→ What the exercise asks:
Word for word, restate every line of the listing that follows.

→ Input for this task:
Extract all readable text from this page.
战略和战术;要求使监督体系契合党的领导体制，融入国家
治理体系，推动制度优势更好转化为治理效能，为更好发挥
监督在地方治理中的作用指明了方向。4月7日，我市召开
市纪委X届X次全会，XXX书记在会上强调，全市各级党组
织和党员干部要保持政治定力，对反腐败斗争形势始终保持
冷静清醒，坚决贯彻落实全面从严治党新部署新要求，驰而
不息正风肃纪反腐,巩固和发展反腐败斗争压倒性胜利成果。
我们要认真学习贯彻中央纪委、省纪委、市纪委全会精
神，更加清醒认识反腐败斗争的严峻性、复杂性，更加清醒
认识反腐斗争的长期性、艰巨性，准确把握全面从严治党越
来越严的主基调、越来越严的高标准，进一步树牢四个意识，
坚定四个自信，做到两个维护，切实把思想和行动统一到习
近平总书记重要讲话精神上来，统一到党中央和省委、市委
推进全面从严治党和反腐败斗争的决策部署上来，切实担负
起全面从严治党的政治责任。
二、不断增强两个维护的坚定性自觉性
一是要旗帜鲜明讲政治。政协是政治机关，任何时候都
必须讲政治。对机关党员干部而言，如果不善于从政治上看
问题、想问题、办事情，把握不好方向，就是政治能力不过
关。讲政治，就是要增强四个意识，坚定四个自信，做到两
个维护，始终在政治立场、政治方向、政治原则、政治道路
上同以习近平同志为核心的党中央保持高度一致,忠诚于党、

→ Task answer:
Extract all readable text from this page.
战略和战术;要求使监督体系契合党的领导体制，融入国家
治理体系，推动制度优势更好转化为治理效能，为更好发挥
监督在地方治理中的作用指明了方向。4月7日，我市召开
市纪委X届X次全会，XXX书记在会上强调，全市各级党组
织和党员干部要保持政治定力，对反腐败斗争形势始终保持
冷静清醒，坚决贯彻落实全面从严治党新部署新要求，驰而
不息正风肃纪反腐,巩固和发展反腐败斗争压倒性胜利成果。
我们要认真学习贯彻中央纪委、省纪委、市纪委全会精
神，更加清醒认识反腐败斗争的严峻性、复杂性，更加清醒
认识反腐斗争的长期性、艰巨性，准确把握全面从严治党越
来越严的主基调、越来越严的高标准，进一步树牢四个意识，
坚定四个自信，做到两个维护，切实把思想和行动统一到习
近平总书记重要讲话精神上来，统一到党中央和省委、市委
推进全面从严治党和反腐败斗争的决策部署上来，切实担负
起全面从严治党的政治责任。
二、不断增强两个维护的坚定性自觉性
一是要旗帜鲜明讲政治。政协是政治机关，任何时候都
必须讲政治。对机关党员干部而言，如果不善于从政治上看
问题、想问题、办事情，把握不好方向，就是政治能力不过
关。讲政治，就是要增强四个意识，坚定四个自信，做到两
个维护，始终在政治立场、政治方向、政治原则、政治道路
上同以习近平同志为核心的党中央保持高度一致,忠诚于党、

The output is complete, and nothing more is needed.